[start of TASK INPUTS]

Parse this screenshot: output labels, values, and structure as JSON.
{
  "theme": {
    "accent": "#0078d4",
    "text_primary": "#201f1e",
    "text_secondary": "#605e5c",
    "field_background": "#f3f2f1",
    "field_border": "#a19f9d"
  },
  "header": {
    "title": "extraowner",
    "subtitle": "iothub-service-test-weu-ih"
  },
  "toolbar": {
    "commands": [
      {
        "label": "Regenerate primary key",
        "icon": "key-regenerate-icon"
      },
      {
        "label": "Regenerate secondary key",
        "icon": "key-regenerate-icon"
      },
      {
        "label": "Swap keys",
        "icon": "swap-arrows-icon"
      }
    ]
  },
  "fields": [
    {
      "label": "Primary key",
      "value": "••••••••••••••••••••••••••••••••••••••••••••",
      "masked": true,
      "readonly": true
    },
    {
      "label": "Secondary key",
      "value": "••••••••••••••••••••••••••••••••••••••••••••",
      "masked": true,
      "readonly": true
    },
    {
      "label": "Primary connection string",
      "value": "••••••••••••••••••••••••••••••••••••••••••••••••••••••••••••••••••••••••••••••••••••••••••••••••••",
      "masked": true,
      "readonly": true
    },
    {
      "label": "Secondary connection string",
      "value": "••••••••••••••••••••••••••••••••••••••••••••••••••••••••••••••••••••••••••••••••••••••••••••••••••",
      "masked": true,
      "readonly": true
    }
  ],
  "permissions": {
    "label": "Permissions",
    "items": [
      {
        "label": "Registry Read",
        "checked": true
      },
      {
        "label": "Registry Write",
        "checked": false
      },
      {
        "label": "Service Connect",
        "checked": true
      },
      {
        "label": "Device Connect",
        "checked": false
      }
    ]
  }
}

[end of TASK INPUTS]

_GIVEN EXERCISE:_
Copy every record above exactly as it appears.

_CORRECT RESPONSE:_
Parse this screenshot: output labels, values, and structure as JSON.
{
  "theme": {
    "accent": "#0078d4",
    "text_primary": "#201f1e",
    "text_secondary": "#605e5c",
    "field_background": "#f3f2f1",
    "field_border": "#a19f9d"
  },
  "header": {
    "title": "extraowner",
    "subtitle": "iothub-service-test-weu-ih"
  },
  "toolbar": {
    "commands": [
      {
        "label": "Regenerate primary key",
        "icon": "key-regenerate-icon"
      },
      {
        "label": "Regenerate secondary key",
        "icon": "key-regenerate-icon"
      },
      {
        "label": "Swap keys",
        "icon": "swap-arrows-icon"
      }
    ]
  },
  "fields": [
    {
      "label": "Primary key",
      "value": "••••••••••••••••••••••••••••••••••••••••••••",
      "masked": true,
      "readonly": true
    },
    {
      "label": "Secondary key",
      "value": "••••••••••••••••••••••••••••••••••••••••••••",
      "masked": true,
      "readonly": true
    },
    {
      "label": "Primary connection string",
      "value": "••••••••••••••••••••••••••••••••••••••••••••••••••••••••••••••••••••••••••••••••••••••••••••••••••",
      "masked": true,
      "readonly": true
    },
    {
      "label": "Secondary connection string",
      "value": "••••••••••••••••••••••••••••••••••••••••••••••••••••••••••••••••••••••••••••••••••••••••••••••••••",
      "masked": true,
      "readonly": true
    }
  ],
  "permissions": {
    "label": "Permissions",
    "items": [
      {
        "label": "Registry Read",
        "checked": true
      },
      {
        "label": "Registry Write",
        "checked": false
      },
      {
        "label": "Service Connect",
        "checked": true
      },
      {
        "label": "Device Connect",
        "checked": false
      }
    ]
  }
}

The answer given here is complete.